#### Aim of the exercise
Transcribe all of the material exactly.
=== Supplied material ===
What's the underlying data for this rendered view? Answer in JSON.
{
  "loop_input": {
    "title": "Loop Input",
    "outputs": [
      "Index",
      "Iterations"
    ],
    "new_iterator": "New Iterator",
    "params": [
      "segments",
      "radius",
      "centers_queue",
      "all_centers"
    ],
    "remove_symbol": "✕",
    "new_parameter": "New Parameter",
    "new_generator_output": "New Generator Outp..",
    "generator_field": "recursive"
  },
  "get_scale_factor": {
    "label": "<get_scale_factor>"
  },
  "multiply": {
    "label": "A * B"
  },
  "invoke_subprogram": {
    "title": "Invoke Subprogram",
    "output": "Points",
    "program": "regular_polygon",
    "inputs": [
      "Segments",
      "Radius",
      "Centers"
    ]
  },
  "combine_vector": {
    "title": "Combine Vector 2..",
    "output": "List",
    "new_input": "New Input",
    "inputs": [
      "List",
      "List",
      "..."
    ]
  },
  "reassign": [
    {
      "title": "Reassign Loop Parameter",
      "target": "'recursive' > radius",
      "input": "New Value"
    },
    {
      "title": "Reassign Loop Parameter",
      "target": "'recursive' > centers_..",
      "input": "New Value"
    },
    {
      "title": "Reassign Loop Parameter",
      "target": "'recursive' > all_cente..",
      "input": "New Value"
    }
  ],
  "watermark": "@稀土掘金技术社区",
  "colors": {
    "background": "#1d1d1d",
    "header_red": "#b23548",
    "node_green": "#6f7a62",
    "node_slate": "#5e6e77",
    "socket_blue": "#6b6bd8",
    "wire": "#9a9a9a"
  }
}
===
#### Exercise result
What's the underlying data for this rendered view? Answer in JSON.
{
  "loop_input": {
    "title": "Loop Input",
    "outputs": [
      "Index",
      "Iterations"
    ],
    "new_iterator": "New Iterator",
    "params": [
      "segments",
      "radius",
      "centers_queue",
      "all_centers"
    ],
    "remove_symbol": "✕",
    "new_parameter": "New Parameter",
    "new_generator_output": "New Generator Outp..",
    "generator_field": "recursive"
  },
  "get_scale_factor": {
    "label": "<get_scale_factor>"
  },
  "multiply": {
    "label": "A * B"
  },
  "invoke_subprogram": {
    "title": "Invoke Subprogram",
    "output": "Points",
    "program": "regular_polygon",
    "inputs": [
      "Segments",
      "Radius",
      "Centers"
    ]
  },
  "combine_vector": {
    "title": "Combine Vector 2..",
    "output": "List",
    "new_input": "New Input",
    "inputs": [
      "List",
      "List",
      "..."
    ]
  },
  "reassign": [
    {
      "title": "Reassign Loop Parameter",
      "target": "'recursive' > radius",
      "input": "New Value"
    },
    {
      "title": "Reassign Loop Parameter",
      "target": "'recursive' > centers_..",
      "input": "New Value"
    },
    {
      "title": "Reassign Loop Parameter",
      "target": "'recursive' > all_cente..",
      "input": "New Value"
    }
  ],
  "watermark": "@稀土掘金技术社区",
  "colors": {
    "background": "#1d1d1d",
    "header_red": "#b23548",
    "node_green": "#6f7a62",
    "node_slate": "#5e6e77",
    "socket_blue": "#6b6bd8",
    "wire": "#9a9a9a"
  }
}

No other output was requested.